GIVEN TASK:
Check each line of the records for "expense"; collect those that have it.

DATA EXCERPTS:
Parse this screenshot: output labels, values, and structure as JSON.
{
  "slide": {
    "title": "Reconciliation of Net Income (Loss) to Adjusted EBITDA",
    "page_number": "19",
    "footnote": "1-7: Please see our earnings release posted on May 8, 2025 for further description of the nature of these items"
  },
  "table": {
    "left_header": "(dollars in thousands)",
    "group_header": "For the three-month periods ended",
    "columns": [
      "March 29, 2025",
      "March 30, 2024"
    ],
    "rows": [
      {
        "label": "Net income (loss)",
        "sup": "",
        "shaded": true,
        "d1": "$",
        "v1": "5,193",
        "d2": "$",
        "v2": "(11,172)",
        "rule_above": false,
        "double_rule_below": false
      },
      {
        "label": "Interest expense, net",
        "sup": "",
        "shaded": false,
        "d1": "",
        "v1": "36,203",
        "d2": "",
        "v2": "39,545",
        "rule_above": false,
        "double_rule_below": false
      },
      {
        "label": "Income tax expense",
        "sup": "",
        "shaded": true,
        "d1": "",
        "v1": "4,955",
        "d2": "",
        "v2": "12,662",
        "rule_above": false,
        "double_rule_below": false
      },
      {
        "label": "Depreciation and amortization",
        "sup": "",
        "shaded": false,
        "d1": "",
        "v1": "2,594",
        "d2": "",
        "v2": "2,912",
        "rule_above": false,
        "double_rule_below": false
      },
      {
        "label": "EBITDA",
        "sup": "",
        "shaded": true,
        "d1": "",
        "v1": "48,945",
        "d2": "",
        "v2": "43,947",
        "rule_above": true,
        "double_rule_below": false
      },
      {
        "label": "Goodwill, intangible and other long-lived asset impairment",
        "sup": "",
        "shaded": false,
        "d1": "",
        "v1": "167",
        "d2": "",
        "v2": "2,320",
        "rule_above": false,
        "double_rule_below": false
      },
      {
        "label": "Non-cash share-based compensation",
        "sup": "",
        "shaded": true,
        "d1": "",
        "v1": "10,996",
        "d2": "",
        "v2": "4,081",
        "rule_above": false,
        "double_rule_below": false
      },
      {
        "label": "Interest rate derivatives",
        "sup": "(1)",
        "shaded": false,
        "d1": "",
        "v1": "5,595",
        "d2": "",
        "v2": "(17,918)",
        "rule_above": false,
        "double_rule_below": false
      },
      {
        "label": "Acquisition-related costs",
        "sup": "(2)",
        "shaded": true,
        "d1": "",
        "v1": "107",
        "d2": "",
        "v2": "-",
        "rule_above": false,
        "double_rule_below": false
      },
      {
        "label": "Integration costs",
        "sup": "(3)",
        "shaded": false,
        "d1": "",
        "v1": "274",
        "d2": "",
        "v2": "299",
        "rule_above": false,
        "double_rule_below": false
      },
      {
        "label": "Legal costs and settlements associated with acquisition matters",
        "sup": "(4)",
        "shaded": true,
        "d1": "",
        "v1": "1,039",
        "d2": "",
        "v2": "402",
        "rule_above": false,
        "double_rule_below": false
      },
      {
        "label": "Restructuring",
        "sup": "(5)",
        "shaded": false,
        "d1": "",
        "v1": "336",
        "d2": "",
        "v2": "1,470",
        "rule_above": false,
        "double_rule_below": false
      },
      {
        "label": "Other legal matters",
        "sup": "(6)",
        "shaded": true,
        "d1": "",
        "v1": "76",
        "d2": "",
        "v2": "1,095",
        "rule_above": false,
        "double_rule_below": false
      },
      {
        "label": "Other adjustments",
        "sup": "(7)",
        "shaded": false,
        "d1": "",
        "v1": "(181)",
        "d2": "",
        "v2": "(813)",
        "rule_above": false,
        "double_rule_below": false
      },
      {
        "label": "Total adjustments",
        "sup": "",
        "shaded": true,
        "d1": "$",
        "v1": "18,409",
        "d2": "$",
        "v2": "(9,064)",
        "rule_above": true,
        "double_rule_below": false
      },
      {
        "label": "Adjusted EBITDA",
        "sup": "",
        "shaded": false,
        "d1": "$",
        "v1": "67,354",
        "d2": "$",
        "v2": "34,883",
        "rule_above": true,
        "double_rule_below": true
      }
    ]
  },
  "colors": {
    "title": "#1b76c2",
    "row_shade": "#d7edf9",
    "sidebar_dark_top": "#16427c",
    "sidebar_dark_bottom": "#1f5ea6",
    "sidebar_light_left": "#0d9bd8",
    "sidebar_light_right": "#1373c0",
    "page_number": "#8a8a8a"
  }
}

WORKED SOLUTION:
        "label": "Interest expense, net",
        "label": "Income tax expense",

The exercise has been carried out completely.